▶ Input records

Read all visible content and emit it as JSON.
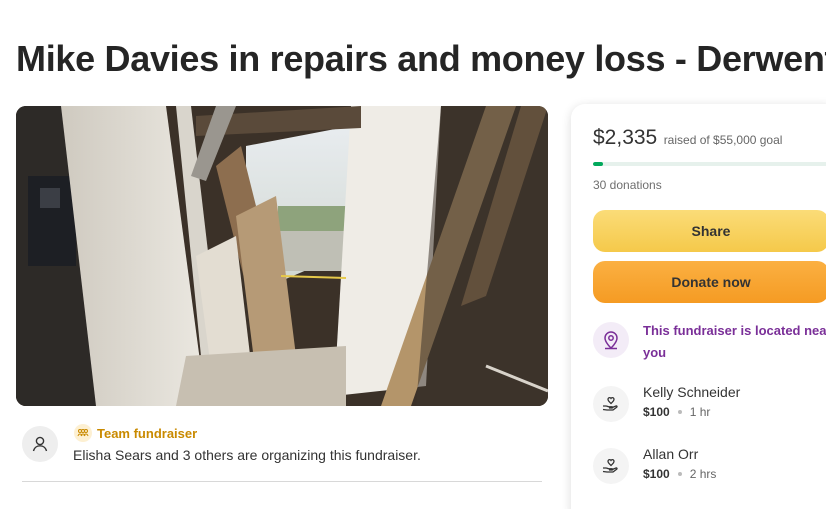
{
  "page": {
    "title": "Mike Davies in repairs and money loss - Derwent"
  },
  "hero_image": {
    "description_icon": "damaged-building-photo"
  },
  "organizer": {
    "team_label": "Team fundraiser",
    "text": "Elisha Sears and 3 others are organizing this fundraiser.",
    "avatar_icon": "user-icon",
    "team_icon": "team-icon"
  },
  "card": {
    "amount": "$2,335",
    "goal_text": "raised of $55,000 goal",
    "progress_fraction": 0.042,
    "donations": "30 donations",
    "share_label": "Share",
    "donate_label": "Donate now",
    "near_text": "This fundraiser is located near you",
    "near_icon": "location-pin-icon",
    "donors": [
      {
        "name": "Kelly Schneider",
        "amount": "$100",
        "time": "1 hr"
      },
      {
        "name": "Allan Orr",
        "amount": "$100",
        "time": "2 hrs"
      }
    ]
  },
  "colors": {
    "progress": "#02a95c",
    "share_button": "#f8d35e",
    "donate_button": "#f7a530",
    "near_text": "#7a2f98",
    "team_label": "#c98a00"
  }
}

▶ Task statement
Write out all the entries exactly, except for the pictures.

▶ Written response
Read all visible content and emit it as JSON.
{
  "page": {
    "title": "Mike Davies in repairs and money loss - Derwent"
  },
  "hero_image": {
    "description_icon": "damaged-building-photo"
  },
  "organizer": {
    "team_label": "Team fundraiser",
    "text": "Elisha Sears and 3 others are organizing this fundraiser.",
    "avatar_icon": "user-icon",
    "team_icon": "team-icon"
  },
  "card": {
    "amount": "$2,335",
    "goal_text": "raised of $55,000 goal",
    "progress_fraction": 0.042,
    "donations": "30 donations",
    "share_label": "Share",
    "donate_label": "Donate now",
    "near_text": "This fundraiser is located near you",
    "near_icon": "location-pin-icon",
    "donors": [
      {
        "name": "Kelly Schneider",
        "amount": "$100",
        "time": "1 hr"
      },
      {
        "name": "Allan Orr",
        "amount": "$100",
        "time": "2 hrs"
      }
    ]
  },
  "colors": {
    "progress": "#02a95c",
    "share_button": "#f8d35e",
    "donate_button": "#f7a530",
    "near_text": "#7a2f98",
    "team_label": "#c98a00"
  }
}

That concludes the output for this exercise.